● **INSTRUCTIONS TO FOLLOW**
Tell how many lines carry the word "высокотехнологичная"; the reply is the number and nothing else.

— START RECORD EXCERPTS —

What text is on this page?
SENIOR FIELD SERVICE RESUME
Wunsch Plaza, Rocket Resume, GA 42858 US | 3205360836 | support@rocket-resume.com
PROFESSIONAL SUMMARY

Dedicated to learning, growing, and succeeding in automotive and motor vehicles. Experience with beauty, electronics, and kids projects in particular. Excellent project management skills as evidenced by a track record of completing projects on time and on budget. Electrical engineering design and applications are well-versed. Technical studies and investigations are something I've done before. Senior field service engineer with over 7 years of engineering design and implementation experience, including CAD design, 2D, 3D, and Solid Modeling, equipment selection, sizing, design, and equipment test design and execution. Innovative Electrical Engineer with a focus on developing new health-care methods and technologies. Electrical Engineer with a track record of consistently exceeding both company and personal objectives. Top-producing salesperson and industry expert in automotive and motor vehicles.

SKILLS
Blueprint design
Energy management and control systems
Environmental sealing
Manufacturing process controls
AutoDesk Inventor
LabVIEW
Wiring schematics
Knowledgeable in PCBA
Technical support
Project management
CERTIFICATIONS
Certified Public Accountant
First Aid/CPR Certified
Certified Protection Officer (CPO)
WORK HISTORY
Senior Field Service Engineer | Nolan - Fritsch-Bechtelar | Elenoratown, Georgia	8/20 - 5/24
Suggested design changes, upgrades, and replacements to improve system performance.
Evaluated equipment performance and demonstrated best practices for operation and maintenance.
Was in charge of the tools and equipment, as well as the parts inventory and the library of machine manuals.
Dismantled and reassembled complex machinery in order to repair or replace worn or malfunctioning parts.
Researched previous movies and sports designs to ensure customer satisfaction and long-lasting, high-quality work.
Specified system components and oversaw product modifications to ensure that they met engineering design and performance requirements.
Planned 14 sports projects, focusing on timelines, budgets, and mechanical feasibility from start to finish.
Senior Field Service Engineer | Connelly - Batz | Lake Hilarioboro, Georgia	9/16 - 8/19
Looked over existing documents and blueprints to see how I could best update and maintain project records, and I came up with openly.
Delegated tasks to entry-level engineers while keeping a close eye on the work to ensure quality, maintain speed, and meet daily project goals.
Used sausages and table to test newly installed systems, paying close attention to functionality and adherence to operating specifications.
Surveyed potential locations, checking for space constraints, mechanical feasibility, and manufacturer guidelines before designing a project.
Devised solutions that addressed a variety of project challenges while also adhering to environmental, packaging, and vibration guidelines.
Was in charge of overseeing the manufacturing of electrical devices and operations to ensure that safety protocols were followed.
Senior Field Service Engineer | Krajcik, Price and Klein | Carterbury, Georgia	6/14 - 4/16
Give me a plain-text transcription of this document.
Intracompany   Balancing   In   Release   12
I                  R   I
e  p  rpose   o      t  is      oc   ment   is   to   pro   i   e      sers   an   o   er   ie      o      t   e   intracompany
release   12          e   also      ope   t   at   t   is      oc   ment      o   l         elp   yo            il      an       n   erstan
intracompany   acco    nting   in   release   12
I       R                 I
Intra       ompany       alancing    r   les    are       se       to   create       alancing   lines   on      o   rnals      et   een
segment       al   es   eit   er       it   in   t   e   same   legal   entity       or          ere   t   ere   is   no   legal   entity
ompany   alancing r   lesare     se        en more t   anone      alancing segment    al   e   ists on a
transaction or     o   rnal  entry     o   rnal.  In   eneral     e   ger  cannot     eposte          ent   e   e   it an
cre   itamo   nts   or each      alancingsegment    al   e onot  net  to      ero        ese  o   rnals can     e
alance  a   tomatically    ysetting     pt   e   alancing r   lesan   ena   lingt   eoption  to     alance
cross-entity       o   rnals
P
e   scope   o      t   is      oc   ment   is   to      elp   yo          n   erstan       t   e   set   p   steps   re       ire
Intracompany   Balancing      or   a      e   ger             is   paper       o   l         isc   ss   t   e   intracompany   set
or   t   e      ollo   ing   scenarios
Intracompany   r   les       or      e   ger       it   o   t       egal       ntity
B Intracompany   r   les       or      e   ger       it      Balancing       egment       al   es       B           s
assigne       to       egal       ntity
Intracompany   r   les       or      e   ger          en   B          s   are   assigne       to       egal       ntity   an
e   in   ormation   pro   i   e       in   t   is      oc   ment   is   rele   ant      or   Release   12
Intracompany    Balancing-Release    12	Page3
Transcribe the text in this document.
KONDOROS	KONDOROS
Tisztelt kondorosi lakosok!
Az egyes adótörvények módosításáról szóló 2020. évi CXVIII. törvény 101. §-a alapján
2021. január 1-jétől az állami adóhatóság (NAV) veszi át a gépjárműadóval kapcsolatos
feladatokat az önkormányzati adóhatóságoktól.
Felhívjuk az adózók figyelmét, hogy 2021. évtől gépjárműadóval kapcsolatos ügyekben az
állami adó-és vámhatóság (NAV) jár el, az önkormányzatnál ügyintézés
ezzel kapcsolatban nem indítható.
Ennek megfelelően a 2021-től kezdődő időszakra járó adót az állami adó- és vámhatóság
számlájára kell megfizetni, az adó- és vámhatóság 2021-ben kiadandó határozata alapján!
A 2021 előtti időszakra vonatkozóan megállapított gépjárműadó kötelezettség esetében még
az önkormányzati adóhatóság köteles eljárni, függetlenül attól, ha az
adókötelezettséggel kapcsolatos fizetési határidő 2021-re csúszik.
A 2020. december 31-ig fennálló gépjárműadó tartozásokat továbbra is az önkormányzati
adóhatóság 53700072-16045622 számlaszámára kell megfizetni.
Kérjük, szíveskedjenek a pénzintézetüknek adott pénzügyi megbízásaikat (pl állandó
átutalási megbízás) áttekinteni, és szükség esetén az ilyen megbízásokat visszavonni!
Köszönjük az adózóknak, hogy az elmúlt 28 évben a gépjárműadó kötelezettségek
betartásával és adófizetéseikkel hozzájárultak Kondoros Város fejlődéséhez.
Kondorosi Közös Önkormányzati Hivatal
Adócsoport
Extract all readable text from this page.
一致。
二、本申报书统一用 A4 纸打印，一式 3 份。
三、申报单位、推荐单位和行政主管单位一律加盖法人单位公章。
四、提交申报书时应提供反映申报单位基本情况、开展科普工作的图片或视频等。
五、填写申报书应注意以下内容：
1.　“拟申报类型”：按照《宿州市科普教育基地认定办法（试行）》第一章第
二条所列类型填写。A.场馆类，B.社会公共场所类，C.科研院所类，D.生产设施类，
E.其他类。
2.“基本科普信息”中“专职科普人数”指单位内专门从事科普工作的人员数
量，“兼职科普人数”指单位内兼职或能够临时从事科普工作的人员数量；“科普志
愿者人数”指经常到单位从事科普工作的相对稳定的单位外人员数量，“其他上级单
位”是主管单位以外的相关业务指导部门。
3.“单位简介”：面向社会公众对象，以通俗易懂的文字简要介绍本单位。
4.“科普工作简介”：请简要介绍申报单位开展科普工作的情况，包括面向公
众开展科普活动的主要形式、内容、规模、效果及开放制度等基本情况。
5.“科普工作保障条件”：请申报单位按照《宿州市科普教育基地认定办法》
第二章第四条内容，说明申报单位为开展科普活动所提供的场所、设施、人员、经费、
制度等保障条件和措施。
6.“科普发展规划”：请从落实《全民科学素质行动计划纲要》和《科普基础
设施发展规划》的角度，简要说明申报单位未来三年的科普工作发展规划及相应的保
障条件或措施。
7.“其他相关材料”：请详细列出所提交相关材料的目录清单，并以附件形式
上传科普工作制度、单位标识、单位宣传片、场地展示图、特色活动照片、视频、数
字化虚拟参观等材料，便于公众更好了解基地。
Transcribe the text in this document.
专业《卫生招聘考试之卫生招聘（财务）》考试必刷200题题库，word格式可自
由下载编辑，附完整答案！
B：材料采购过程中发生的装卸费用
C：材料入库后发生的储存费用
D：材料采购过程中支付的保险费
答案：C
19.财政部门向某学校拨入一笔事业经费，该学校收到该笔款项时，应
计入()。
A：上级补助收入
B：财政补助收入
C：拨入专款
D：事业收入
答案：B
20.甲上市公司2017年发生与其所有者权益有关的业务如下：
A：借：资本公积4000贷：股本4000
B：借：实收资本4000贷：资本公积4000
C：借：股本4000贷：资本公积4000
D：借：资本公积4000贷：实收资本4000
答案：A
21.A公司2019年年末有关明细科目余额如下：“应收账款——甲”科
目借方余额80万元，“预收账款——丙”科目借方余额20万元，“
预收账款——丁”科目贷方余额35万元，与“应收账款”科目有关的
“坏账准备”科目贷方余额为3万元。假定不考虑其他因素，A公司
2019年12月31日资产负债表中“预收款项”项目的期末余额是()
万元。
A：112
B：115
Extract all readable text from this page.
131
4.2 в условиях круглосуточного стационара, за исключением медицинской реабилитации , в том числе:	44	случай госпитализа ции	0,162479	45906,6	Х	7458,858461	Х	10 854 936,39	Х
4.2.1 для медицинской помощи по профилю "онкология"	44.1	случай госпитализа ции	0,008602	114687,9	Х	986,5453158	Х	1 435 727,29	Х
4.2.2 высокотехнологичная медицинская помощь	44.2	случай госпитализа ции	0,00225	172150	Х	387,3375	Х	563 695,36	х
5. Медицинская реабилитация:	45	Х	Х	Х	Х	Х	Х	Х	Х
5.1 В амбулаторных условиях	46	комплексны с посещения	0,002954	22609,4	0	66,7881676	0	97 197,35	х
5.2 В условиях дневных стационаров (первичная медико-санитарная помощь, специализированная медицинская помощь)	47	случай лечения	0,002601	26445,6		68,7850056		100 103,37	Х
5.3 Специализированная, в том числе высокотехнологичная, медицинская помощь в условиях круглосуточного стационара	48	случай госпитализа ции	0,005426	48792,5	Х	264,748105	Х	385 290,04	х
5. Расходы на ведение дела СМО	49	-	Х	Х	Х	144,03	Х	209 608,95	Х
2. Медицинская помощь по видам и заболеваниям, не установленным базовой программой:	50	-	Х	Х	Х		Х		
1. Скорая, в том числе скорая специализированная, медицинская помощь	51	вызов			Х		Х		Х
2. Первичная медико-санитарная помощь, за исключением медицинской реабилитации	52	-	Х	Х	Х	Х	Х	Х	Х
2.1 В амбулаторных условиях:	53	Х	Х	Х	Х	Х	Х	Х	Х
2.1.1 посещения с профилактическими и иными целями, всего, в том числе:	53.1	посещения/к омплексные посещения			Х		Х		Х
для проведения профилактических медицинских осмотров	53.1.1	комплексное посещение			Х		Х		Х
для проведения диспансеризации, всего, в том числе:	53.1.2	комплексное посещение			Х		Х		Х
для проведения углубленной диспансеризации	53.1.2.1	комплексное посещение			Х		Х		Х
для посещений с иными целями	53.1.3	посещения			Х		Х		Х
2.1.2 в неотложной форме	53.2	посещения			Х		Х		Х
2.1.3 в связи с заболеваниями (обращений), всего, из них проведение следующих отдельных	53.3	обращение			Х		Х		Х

— END RECORD EXCERPTS —

● **OUTPUT FOR THIS EXERCISE**
2